[Extracted records]
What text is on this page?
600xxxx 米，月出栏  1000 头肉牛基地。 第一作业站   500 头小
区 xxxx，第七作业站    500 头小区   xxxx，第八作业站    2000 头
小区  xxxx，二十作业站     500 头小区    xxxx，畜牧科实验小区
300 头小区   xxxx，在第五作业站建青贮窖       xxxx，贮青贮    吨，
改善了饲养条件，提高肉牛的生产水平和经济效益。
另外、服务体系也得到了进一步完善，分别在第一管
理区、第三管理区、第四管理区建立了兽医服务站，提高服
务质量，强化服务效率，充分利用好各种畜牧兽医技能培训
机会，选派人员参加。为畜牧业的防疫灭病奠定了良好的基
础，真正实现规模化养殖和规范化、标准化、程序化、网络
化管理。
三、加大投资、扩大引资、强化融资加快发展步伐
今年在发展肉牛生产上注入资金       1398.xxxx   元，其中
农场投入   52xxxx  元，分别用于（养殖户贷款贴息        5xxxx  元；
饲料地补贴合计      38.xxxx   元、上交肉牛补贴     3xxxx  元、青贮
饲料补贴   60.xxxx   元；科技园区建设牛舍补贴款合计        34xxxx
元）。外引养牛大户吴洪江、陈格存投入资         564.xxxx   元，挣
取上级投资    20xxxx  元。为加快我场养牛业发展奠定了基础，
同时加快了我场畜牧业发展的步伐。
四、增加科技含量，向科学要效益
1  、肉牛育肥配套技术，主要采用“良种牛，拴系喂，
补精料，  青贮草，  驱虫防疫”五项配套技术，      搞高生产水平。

**Exercise instructions**
Every line above should be written out again exactly as it stands.

**Exercise result**
What text is on this page?
600xxxx 米，月出栏  1000 头肉牛基地。 第一作业站   500 头小
区 xxxx，第七作业站    500 头小区   xxxx，第八作业站    2000 头
小区  xxxx，二十作业站     500 头小区    xxxx，畜牧科实验小区
300 头小区   xxxx，在第五作业站建青贮窖       xxxx，贮青贮    吨，
改善了饲养条件，提高肉牛的生产水平和经济效益。
另外、服务体系也得到了进一步完善，分别在第一管
理区、第三管理区、第四管理区建立了兽医服务站，提高服
务质量，强化服务效率，充分利用好各种畜牧兽医技能培训
机会，选派人员参加。为畜牧业的防疫灭病奠定了良好的基
础，真正实现规模化养殖和规范化、标准化、程序化、网络
化管理。
三、加大投资、扩大引资、强化融资加快发展步伐
今年在发展肉牛生产上注入资金       1398.xxxx   元，其中
农场投入   52xxxx  元，分别用于（养殖户贷款贴息        5xxxx  元；
饲料地补贴合计      38.xxxx   元、上交肉牛补贴     3xxxx  元、青贮
饲料补贴   60.xxxx   元；科技园区建设牛舍补贴款合计        34xxxx
元）。外引养牛大户吴洪江、陈格存投入资         564.xxxx   元，挣
取上级投资    20xxxx  元。为加快我场养牛业发展奠定了基础，
同时加快了我场畜牧业发展的步伐。
四、增加科技含量，向科学要效益
1  、肉牛育肥配套技术，主要采用“良种牛，拴系喂，
补精料，  青贮草，  驱虫防疫”五项配套技术，      搞高生产水平。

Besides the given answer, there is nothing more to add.